> [What the exercise asks]: Print all the entries verbatim.

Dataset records
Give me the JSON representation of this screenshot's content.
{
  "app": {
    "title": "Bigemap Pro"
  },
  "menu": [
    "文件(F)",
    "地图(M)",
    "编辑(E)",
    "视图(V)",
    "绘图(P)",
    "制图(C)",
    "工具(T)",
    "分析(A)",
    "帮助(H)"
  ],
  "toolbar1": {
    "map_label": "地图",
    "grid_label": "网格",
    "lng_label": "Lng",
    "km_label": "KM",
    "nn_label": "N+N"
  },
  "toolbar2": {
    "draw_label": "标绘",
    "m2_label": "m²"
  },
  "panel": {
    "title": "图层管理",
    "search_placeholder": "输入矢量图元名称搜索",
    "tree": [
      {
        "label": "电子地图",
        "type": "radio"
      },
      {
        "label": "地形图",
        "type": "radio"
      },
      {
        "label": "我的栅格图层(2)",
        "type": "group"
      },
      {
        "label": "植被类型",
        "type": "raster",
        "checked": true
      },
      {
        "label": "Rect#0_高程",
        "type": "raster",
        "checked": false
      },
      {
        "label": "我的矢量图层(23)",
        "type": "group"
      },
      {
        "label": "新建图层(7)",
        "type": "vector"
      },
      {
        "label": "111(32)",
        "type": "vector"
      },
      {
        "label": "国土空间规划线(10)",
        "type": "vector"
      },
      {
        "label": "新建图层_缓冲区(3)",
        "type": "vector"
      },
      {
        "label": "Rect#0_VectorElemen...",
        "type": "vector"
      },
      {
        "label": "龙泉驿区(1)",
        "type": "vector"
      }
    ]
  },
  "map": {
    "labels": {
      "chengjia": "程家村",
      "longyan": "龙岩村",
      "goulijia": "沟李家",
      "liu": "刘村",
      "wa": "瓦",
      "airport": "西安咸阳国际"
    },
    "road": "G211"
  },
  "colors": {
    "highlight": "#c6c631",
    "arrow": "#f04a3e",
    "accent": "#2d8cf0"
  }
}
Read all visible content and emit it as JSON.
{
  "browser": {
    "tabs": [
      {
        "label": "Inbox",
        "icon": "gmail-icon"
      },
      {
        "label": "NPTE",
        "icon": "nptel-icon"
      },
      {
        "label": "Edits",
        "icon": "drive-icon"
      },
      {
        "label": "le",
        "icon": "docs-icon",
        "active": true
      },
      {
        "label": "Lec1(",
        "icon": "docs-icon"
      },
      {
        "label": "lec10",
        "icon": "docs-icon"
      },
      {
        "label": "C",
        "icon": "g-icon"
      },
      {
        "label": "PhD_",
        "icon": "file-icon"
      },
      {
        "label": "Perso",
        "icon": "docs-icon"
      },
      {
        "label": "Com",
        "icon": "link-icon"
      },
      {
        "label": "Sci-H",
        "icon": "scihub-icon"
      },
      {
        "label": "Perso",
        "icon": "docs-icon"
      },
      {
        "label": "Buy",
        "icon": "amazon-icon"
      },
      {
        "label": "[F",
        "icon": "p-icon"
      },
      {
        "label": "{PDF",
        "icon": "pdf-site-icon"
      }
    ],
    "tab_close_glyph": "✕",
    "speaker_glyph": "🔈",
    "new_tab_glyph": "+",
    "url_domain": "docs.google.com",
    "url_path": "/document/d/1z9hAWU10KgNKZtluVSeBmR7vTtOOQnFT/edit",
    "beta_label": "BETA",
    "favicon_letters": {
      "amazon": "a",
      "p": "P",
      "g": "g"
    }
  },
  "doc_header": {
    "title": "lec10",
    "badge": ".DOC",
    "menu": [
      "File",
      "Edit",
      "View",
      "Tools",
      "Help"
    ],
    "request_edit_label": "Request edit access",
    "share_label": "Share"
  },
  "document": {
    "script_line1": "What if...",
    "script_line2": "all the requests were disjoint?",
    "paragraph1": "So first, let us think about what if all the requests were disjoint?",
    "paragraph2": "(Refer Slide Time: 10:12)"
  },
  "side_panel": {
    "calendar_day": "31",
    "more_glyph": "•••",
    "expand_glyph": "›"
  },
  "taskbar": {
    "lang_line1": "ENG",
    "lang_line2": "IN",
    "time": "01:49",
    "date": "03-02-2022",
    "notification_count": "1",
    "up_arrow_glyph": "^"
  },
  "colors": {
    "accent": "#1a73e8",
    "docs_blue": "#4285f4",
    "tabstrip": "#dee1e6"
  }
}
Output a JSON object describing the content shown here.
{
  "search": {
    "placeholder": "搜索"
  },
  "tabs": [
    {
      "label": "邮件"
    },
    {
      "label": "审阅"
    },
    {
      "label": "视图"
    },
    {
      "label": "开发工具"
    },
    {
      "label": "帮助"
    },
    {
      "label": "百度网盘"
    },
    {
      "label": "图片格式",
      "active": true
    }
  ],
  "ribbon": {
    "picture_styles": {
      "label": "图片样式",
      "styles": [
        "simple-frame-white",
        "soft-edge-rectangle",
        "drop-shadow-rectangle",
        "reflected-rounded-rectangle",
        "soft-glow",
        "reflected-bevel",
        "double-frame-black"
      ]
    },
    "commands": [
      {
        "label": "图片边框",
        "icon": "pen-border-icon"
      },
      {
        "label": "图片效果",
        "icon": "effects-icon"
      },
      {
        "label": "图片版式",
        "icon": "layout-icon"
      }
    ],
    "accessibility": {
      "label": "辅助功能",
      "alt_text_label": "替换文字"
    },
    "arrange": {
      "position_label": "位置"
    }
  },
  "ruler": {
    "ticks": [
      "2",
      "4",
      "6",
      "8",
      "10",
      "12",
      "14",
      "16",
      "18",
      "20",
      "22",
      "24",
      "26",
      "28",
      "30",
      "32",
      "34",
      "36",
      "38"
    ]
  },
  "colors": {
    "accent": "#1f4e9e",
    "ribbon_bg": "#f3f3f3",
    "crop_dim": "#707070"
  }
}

> [Final result]:
Give me the JSON representation of this screenshot's content.
{
  "app": {
    "title": "Bigemap Pro"
  },
  "menu": [
    "文件(F)",
    "地图(M)",
    "编辑(E)",
    "视图(V)",
    "绘图(P)",
    "制图(C)",
    "工具(T)",
    "分析(A)",
    "帮助(H)"
  ],
  "toolbar1": {
    "map_label": "地图",
    "grid_label": "网格",
    "lng_label": "Lng",
    "km_label": "KM",
    "nn_label": "N+N"
  },
  "toolbar2": {
    "draw_label": "标绘",
    "m2_label": "m²"
  },
  "panel": {
    "title": "图层管理",
    "search_placeholder": "输入矢量图元名称搜索",
    "tree": [
      {
        "label": "电子地图",
        "type": "radio"
      },
      {
        "label": "地形图",
        "type": "radio"
      },
      {
        "label": "我的栅格图层(2)",
        "type": "group"
      },
      {
        "label": "植被类型",
        "type": "raster",
        "checked": true
      },
      {
        "label": "Rect#0_高程",
        "type": "raster",
        "checked": false
      },
      {
        "label": "我的矢量图层(23)",
        "type": "group"
      },
      {
        "label": "新建图层(7)",
        "type": "vector"
      },
      {
        "label": "111(32)",
        "type": "vector"
      },
      {
        "label": "国土空间规划线(10)",
        "type": "vector"
      },
      {
        "label": "新建图层_缓冲区(3)",
        "type": "vector"
      },
      {
        "label": "Rect#0_VectorElemen...",
        "type": "vector"
      },
      {
        "label": "龙泉驿区(1)",
        "type": "vector"
      }
    ]
  },
  "map": {
    "labels": {
      "chengjia": "程家村",
      "longyan": "龙岩村",
      "goulijia": "沟李家",
      "liu": "刘村",
      "wa": "瓦",
      "airport": "西安咸阳国际"
    },
    "road": "G211"
  },
  "colors": {
    "highlight": "#c6c631",
    "arrow": "#f04a3e",
    "accent": "#2d8cf0"
  }
}
Read all visible content and emit it as JSON.
{
  "browser": {
    "tabs": [
      {
        "label": "Inbox",
        "icon": "gmail-icon"
      },
      {
        "label": "NPTE",
        "icon": "nptel-icon"
      },
      {
        "label": "Edits",
        "icon": "drive-icon"
      },
      {
        "label": "le",
        "icon": "docs-icon",
        "active": true
      },
      {
        "label": "Lec1(",
        "icon": "docs-icon"
      },
      {
        "label": "lec10",
        "icon": "docs-icon"
      },
      {
        "label": "C",
        "icon": "g-icon"
      },
      {
        "label": "PhD_",
        "icon": "file-icon"
      },
      {
        "label": "Perso",
        "icon": "docs-icon"
      },
      {
        "label": "Com",
        "icon": "link-icon"
      },
      {
        "label": "Sci-H",
        "icon": "scihub-icon"
      },
      {
        "label": "Perso",
        "icon": "docs-icon"
      },
      {
        "label": "Buy",
        "icon": "amazon-icon"
      },
      {
        "label": "[F",
        "icon": "p-icon"
      },
      {
        "label": "{PDF",
        "icon": "pdf-site-icon"
      }
    ],
    "tab_close_glyph": "✕",
    "speaker_glyph": "🔈",
    "new_tab_glyph": "+",
    "url_domain": "docs.google.com",
    "url_path": "/document/d/1z9hAWU10KgNKZtluVSeBmR7vTtOOQnFT/edit",
    "beta_label": "BETA",
    "favicon_letters": {
      "amazon": "a",
      "p": "P",
      "g": "g"
    }
  },
  "doc_header": {
    "title": "lec10",
    "badge": ".DOC",
    "menu": [
      "File",
      "Edit",
      "View",
      "Tools",
      "Help"
    ],
    "request_edit_label": "Request edit access",
    "share_label": "Share"
  },
  "document": {
    "script_line1": "What if...",
    "script_line2": "all the requests were disjoint?",
    "paragraph1": "So first, let us think about what if all the requests were disjoint?",
    "paragraph2": "(Refer Slide Time: 10:12)"
  },
  "side_panel": {
    "calendar_day": "31",
    "more_glyph": "•••",
    "expand_glyph": "›"
  },
  "taskbar": {
    "lang_line1": "ENG",
    "lang_line2": "IN",
    "time": "01:49",
    "date": "03-02-2022",
    "notification_count": "1",
    "up_arrow_glyph": "^"
  },
  "colors": {
    "accent": "#1a73e8",
    "docs_blue": "#4285f4",
    "tabstrip": "#dee1e6"
  }
}
Output a JSON object describing the content shown here.
{
  "search": {
    "placeholder": "搜索"
  },
  "tabs": [
    {
      "label": "邮件"
    },
    {
      "label": "审阅"
    },
    {
      "label": "视图"
    },
    {
      "label": "开发工具"
    },
    {
      "label": "帮助"
    },
    {
      "label": "百度网盘"
    },
    {
      "label": "图片格式",
      "active": true
    }
  ],
  "ribbon": {
    "picture_styles": {
      "label": "图片样式",
      "styles": [
        "simple-frame-white",
        "soft-edge-rectangle",
        "drop-shadow-rectangle",
        "reflected-rounded-rectangle",
        "soft-glow",
        "reflected-bevel",
        "double-frame-black"
      ]
    },
    "commands": [
      {
        "label": "图片边框",
        "icon": "pen-border-icon"
      },
      {
        "label": "图片效果",
        "icon": "effects-icon"
      },
      {
        "label": "图片版式",
        "icon": "layout-icon"
      }
    ],
    "accessibility": {
      "label": "辅助功能",
      "alt_text_label": "替换文字"
    },
    "arrange": {
      "position_label": "位置"
    }
  },
  "ruler": {
    "ticks": [
      "2",
      "4",
      "6",
      "8",
      "10",
      "12",
      "14",
      "16",
      "18",
      "20",
      "22",
      "24",
      "26",
      "28",
      "30",
      "32",
      "34",
      "36",
      "38"
    ]
  },
  "colors": {
    "accent": "#1f4e9e",
    "ribbon_bg": "#f3f3f3",
    "crop_dim": "#707070"
  }
}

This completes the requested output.